▶ _Figure data in JSON_
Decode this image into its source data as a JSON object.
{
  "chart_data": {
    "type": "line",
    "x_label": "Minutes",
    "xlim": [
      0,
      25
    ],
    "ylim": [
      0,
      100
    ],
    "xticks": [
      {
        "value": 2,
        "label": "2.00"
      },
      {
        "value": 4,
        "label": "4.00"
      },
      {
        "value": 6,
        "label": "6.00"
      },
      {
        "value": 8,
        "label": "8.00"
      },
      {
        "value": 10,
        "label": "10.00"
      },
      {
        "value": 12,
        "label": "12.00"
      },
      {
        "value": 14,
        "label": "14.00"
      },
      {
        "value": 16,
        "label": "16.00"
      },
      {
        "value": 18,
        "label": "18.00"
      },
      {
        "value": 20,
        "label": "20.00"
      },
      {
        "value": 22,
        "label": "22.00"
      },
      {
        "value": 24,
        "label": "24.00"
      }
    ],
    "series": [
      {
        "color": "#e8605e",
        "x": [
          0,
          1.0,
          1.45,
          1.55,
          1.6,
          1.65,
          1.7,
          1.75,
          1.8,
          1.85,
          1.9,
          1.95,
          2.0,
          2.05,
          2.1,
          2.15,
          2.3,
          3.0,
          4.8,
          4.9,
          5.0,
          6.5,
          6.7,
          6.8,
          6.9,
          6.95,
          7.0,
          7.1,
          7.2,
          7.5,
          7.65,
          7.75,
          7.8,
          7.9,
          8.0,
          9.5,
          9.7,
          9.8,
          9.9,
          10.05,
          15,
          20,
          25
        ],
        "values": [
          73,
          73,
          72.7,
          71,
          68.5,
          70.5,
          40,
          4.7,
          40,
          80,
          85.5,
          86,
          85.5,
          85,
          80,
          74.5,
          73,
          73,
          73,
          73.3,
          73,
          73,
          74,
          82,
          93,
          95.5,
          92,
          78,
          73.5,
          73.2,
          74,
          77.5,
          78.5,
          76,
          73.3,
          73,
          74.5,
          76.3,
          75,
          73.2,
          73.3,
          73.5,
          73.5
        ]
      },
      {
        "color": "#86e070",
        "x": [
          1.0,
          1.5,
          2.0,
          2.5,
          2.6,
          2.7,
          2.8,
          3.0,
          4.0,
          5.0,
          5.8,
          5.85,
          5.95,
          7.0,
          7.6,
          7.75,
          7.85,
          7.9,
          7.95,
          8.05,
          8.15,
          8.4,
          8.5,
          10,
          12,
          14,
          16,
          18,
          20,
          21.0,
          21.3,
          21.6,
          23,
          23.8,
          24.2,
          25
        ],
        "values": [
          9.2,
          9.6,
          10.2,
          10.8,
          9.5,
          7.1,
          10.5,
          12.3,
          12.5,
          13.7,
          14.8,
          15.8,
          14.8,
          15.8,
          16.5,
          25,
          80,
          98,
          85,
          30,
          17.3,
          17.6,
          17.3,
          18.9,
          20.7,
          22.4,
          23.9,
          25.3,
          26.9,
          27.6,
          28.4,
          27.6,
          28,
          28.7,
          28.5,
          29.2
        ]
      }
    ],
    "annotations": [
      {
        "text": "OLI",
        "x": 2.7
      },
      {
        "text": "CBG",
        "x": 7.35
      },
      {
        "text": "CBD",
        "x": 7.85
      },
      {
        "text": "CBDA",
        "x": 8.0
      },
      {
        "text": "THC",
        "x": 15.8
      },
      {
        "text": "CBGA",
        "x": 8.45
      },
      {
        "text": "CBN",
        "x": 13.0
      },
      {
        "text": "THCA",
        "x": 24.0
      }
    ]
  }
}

▶ _What you should do_
Output the data above exactly, please, line for line.

▶ _Completed task_
Decode this image into its source data as a JSON object.
{
  "chart_data": {
    "type": "line",
    "x_label": "Minutes",
    "xlim": [
      0,
      25
    ],
    "ylim": [
      0,
      100
    ],
    "xticks": [
      {
        "value": 2,
        "label": "2.00"
      },
      {
        "value": 4,
        "label": "4.00"
      },
      {
        "value": 6,
        "label": "6.00"
      },
      {
        "value": 8,
        "label": "8.00"
      },
      {
        "value": 10,
        "label": "10.00"
      },
      {
        "value": 12,
        "label": "12.00"
      },
      {
        "value": 14,
        "label": "14.00"
      },
      {
        "value": 16,
        "label": "16.00"
      },
      {
        "value": 18,
        "label": "18.00"
      },
      {
        "value": 20,
        "label": "20.00"
      },
      {
        "value": 22,
        "label": "22.00"
      },
      {
        "value": 24,
        "label": "24.00"
      }
    ],
    "series": [
      {
        "color": "#e8605e",
        "x": [
          0,
          1.0,
          1.45,
          1.55,
          1.6,
          1.65,
          1.7,
          1.75,
          1.8,
          1.85,
          1.9,
          1.95,
          2.0,
          2.05,
          2.1,
          2.15,
          2.3,
          3.0,
          4.8,
          4.9,
          5.0,
          6.5,
          6.7,
          6.8,
          6.9,
          6.95,
          7.0,
          7.1,
          7.2,
          7.5,
          7.65,
          7.75,
          7.8,
          7.9,
          8.0,
          9.5,
          9.7,
          9.8,
          9.9,
          10.05,
          15,
          20,
          25
        ],
        "values": [
          73,
          73,
          72.7,
          71,
          68.5,
          70.5,
          40,
          4.7,
          40,
          80,
          85.5,
          86,
          85.5,
          85,
          80,
          74.5,
          73,
          73,
          73,
          73.3,
          73,
          73,
          74,
          82,
          93,
          95.5,
          92,
          78,
          73.5,
          73.2,
          74,
          77.5,
          78.5,
          76,
          73.3,
          73,
          74.5,
          76.3,
          75,
          73.2,
          73.3,
          73.5,
          73.5
        ]
      },
      {
        "color": "#86e070",
        "x": [
          1.0,
          1.5,
          2.0,
          2.5,
          2.6,
          2.7,
          2.8,
          3.0,
          4.0,
          5.0,
          5.8,
          5.85,
          5.95,
          7.0,
          7.6,
          7.75,
          7.85,
          7.9,
          7.95,
          8.05,
          8.15,
          8.4,
          8.5,
          10,
          12,
          14,
          16,
          18,
          20,
          21.0,
          21.3,
          21.6,
          23,
          23.8,
          24.2,
          25
        ],
        "values": [
          9.2,
          9.6,
          10.2,
          10.8,
          9.5,
          7.1,
          10.5,
          12.3,
          12.5,
          13.7,
          14.8,
          15.8,
          14.8,
          15.8,
          16.5,
          25,
          80,
          98,
          85,
          30,
          17.3,
          17.6,
          17.3,
          18.9,
          20.7,
          22.4,
          23.9,
          25.3,
          26.9,
          27.6,
          28.4,
          27.6,
          28,
          28.7,
          28.5,
          29.2
        ]
      }
    ],
    "annotations": [
      {
        "text": "OLI",
        "x": 2.7
      },
      {
        "text": "CBG",
        "x": 7.35
      },
      {
        "text": "CBD",
        "x": 7.85
      },
      {
        "text": "CBDA",
        "x": 8.0
      },
      {
        "text": "THC",
        "x": 15.8
      },
      {
        "text": "CBGA",
        "x": 8.45
      },
      {
        "text": "CBN",
        "x": 13.0
      },
      {
        "text": "THCA",
        "x": 24.0
      }
    ]
  }
}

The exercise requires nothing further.